- What the task asks -
Go through the entries and transcribe each one exactly, dropping the pictures.

┌─ Raw data

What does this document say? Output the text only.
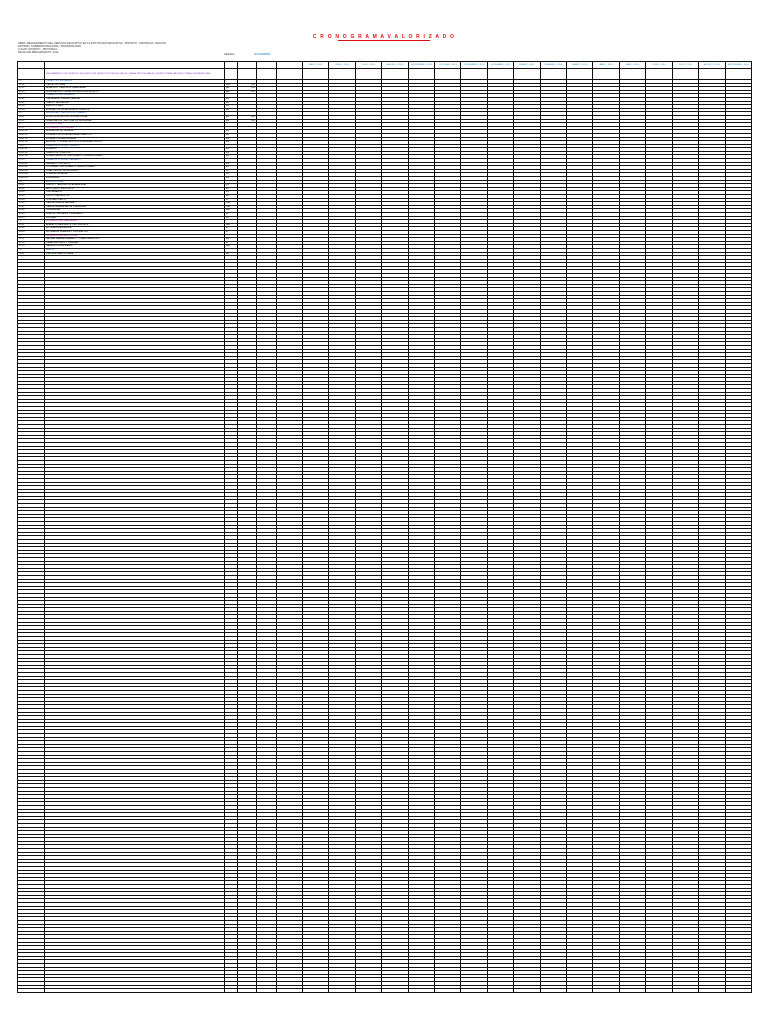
C R O N O G R A M A V A L O R I Z A D O
OBRA: MEJORAMIENTO DEL SERVICIO EDUCATIVO EN LA INSTITUCION EDUCATIVA - DISTRITO - PROVINCIA - REGION
ENTIDAD: GOBIERNO REGIONAL / MUNICIPALIDAD
LUGAR: DISTRITO - PROVINCIA
FECHA DE PRESUPUESTO: 2013	FECHA:	DICIEMBRE
						MAYO - 2013	JUNIO - 2013	JULIO - 2013	AGOSTO - 2013	SEPTIEMBRE - 2013	OCTUBRE - 2013	NOVIEMBRE - 2013	DICIEMBRE - 2013	ENERO - 2014	FEBRERO - 2014	MARZO - 2014	ABRIL - 2014	MAYO - 2014	JUNIO - 2014	JULIO - 2014	AGOSTO - 2014	SEPTIEMBRE - 2014
	MEJORAMIENTO DEL SERVICIO EDUCATIVO EN LA INSTITUCION EDUCATIVA - OBRAS PROVISIONALES, ESTRUCTURAS, ARQUITECTURA E INSTALACIONES																					
01	OBRAS PROVISIONALES																					
01.01	CARTEL DE OBRA	und	1.00																			
01.02	ALMACEN Y CASETA DE GUARDIANIA	glb	1.00																			
01.03	MOVILIZACION Y DESMOVILIZACION DE EQUIPOS	glb	1.00																			
02	TRABAJOS PRELIMINARES																					
02.01	LIMPIEZA DE TERRENO MANUAL	m2																				
02.02	TRAZO Y REPLANTEO	m2																				
02.03	DEMOLICIONES	m2																				
02.04	ELIMINACION DE MATERIAL EXCEDENTE	m3																				
03	SEGURIDAD Y SALUD EN EL TRABAJO																					
03.01	EQUIPOS DE PROTECCION INDIVIDUAL	glb	1.00																			
03.02	SEÑALIZACION TEMPORAL DE SEGURIDAD	glb	1.00																			
04	ESTRUCTURAS																					
04.01	MOVIMIENTO DE TIERRAS																					
04.01.01	NIVELACION DE TERRENO	m2																				
04.01.02	EXCAVACION DE ZANJAS PARA CIMIENTOS	m3																				
04.01.03	EXCAVACION PARA ZAPATAS	m3																				
04.01.04	RELLENO Y COMPACTACION CON MATERIAL PROPIO	m3																				
04.02	OBRAS DE CONCRETO SIMPLE																					
04.02.01	SOLADOS	m2																				
04.02.02	CIMIENTOS CORRIDOS	m3																				
04.02.03	SOBRECIMIENTOS - ENCOFRADO Y DESENCOFRADO	m2																				
04.03	OBRAS DE CONCRETO ARMADO																					
04.03.01	ZAPATAS - CONCRETO	m3																				
04.03.02	COLUMNAS - ENCOFRADO Y DESENCOFRADO	m2																				
04.03.03	VIGAS - ACERO DE REFUERZO	kg																				
04.03.04	LOSAS ALIGERADAS	m2																				
04.03.05	ESCALERAS	m3																				
05	ARQUITECTURA																					
05.01	MUROS Y TABIQUES DE ALBAÑILERIA	m2																				
05.02	REVOQUES Y ENLUCIDOS	m2																				
05.03	CIELORRASOS	m2																				
05.04	PISOS Y PAVIMENTOS	m2																				
05.05	CONTRAZOCALOS	m																				
05.06	CARPINTERIA DE MADERA	und																				
05.07	CARPINTERIA METALICA Y HERRERIA	und																				
05.08	CERRAJERIA	und																				
05.09	VIDRIOS, CRISTALES Y SIMILARES	p2																				
05.10	PINTURA	m2																				
06	INSTALACIONES SANITARIAS																					
06.01	APARATOS SANITARIOS Y ACCESORIOS	und																				
06.02	SISTEMA DE AGUA FRIA	m																				
06.03	SISTEMA DE DESAGUE Y VENTILACION	m																				
07	INSTALACIONES ELECTRICAS																					
07.01	SALIDAS PARA ALUMBRADO Y TOMACORRIENTES	pto																				
07.02	CANALIZACIONES Y TUBERIAS	m																				
07.03	TABLEROS PRINCIPALES	und																				
08	VARIOS																					
08.01	LIMPIEZA FINAL DE OBRA	m2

└─

- Answer to this task -
What does this document say? Output the text only.
C R O N O G R A M A V A L O R I Z A D O
OBRA: MEJORAMIENTO DEL SERVICIO EDUCATIVO EN LA INSTITUCION EDUCATIVA - DISTRITO - PROVINCIA - REGION
ENTIDAD: GOBIERNO REGIONAL / MUNICIPALIDAD
LUGAR: DISTRITO - PROVINCIA
FECHA DE PRESUPUESTO: 2013	FECHA:	DICIEMBRE
						MAYO - 2013	JUNIO - 2013	JULIO - 2013	AGOSTO - 2013	SEPTIEMBRE - 2013	OCTUBRE - 2013	NOVIEMBRE - 2013	DICIEMBRE - 2013	ENERO - 2014	FEBRERO - 2014	MARZO - 2014	ABRIL - 2014	MAYO - 2014	JUNIO - 2014	JULIO - 2014	AGOSTO - 2014	SEPTIEMBRE - 2014
	MEJORAMIENTO DEL SERVICIO EDUCATIVO EN LA INSTITUCION EDUCATIVA - OBRAS PROVISIONALES, ESTRUCTURAS, ARQUITECTURA E INSTALACIONES																					
01	OBRAS PROVISIONALES																					
01.01	CARTEL DE OBRA	und	1.00																			
01.02	ALMACEN Y CASETA DE GUARDIANIA	glb	1.00																			
01.03	MOVILIZACION Y DESMOVILIZACION DE EQUIPOS	glb	1.00																			
02	TRABAJOS PRELIMINARES																					
02.01	LIMPIEZA DE TERRENO MANUAL	m2																				
02.02	TRAZO Y REPLANTEO	m2																				
02.03	DEMOLICIONES	m2																				
02.04	ELIMINACION DE MATERIAL EXCEDENTE	m3																				
03	SEGURIDAD Y SALUD EN EL TRABAJO																					
03.01	EQUIPOS DE PROTECCION INDIVIDUAL	glb	1.00																			
03.02	SEÑALIZACION TEMPORAL DE SEGURIDAD	glb	1.00																			
04	ESTRUCTURAS																					
04.01	MOVIMIENTO DE TIERRAS																					
04.01.01	NIVELACION DE TERRENO	m2																				
04.01.02	EXCAVACION DE ZANJAS PARA CIMIENTOS	m3																				
04.01.03	EXCAVACION PARA ZAPATAS	m3																				
04.01.04	RELLENO Y COMPACTACION CON MATERIAL PROPIO	m3																				
04.02	OBRAS DE CONCRETO SIMPLE																					
04.02.01	SOLADOS	m2																				
04.02.02	CIMIENTOS CORRIDOS	m3																				
04.02.03	SOBRECIMIENTOS - ENCOFRADO Y DESENCOFRADO	m2																				
04.03	OBRAS DE CONCRETO ARMADO																					
04.03.01	ZAPATAS - CONCRETO	m3																				
04.03.02	COLUMNAS - ENCOFRADO Y DESENCOFRADO	m2																				
04.03.03	VIGAS - ACERO DE REFUERZO	kg																				
04.03.04	LOSAS ALIGERADAS	m2																				
04.03.05	ESCALERAS	m3																				
05	ARQUITECTURA																					
05.01	MUROS Y TABIQUES DE ALBAÑILERIA	m2																				
05.02	REVOQUES Y ENLUCIDOS	m2																				
05.03	CIELORRASOS	m2																				
05.04	PISOS Y PAVIMENTOS	m2																				
05.05	CONTRAZOCALOS	m																				
05.06	CARPINTERIA DE MADERA	und																				
05.07	CARPINTERIA METALICA Y HERRERIA	und																				
05.08	CERRAJERIA	und																				
05.09	VIDRIOS, CRISTALES Y SIMILARES	p2																				
05.10	PINTURA	m2																				
06	INSTALACIONES SANITARIAS																					
06.01	APARATOS SANITARIOS Y ACCESORIOS	und																				
06.02	SISTEMA DE AGUA FRIA	m																				
06.03	SISTEMA DE DESAGUE Y VENTILACION	m																				
07	INSTALACIONES ELECTRICAS																					
07.01	SALIDAS PARA ALUMBRADO Y TOMACORRIENTES	pto																				
07.02	CANALIZACIONES Y TUBERIAS	m																				
07.03	TABLEROS PRINCIPALES	und																				
08	VARIOS																					
08.01	LIMPIEZA FINAL DE OBRA	m2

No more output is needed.